━━━━━ DATA SECTION ━━━━━
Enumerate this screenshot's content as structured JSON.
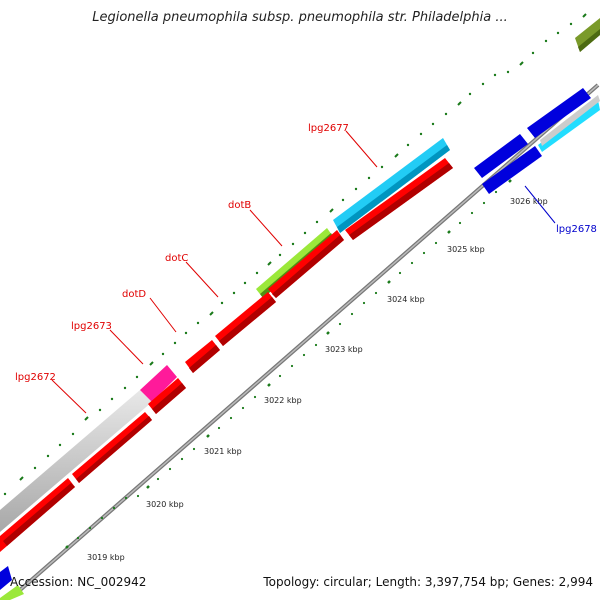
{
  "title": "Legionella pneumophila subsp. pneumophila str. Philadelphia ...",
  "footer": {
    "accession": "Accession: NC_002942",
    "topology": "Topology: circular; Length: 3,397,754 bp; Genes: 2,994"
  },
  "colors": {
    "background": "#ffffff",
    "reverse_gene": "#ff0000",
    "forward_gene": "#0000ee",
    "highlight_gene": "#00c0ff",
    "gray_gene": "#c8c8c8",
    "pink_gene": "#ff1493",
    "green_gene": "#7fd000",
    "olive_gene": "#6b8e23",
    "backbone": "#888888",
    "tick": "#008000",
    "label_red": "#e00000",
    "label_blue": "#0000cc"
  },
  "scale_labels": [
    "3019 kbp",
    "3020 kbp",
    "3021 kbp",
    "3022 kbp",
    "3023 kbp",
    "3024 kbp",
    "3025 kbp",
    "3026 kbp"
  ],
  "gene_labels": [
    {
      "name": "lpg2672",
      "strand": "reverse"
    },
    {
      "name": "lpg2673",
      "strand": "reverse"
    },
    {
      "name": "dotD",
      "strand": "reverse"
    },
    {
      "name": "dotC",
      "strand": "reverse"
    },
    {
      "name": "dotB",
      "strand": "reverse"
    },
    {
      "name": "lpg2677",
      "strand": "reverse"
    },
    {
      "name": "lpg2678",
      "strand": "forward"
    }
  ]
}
━━━━━
The lines to copy are those above that contain the string "name".

- RESPONSE TO THIS TASK:
      "name": "lpg2672",
      "name": "lpg2673",
      "name": "dotD",
      "name": "dotC",
      "name": "dotB",
      "name": "lpg2677",
      "name": "lpg2678",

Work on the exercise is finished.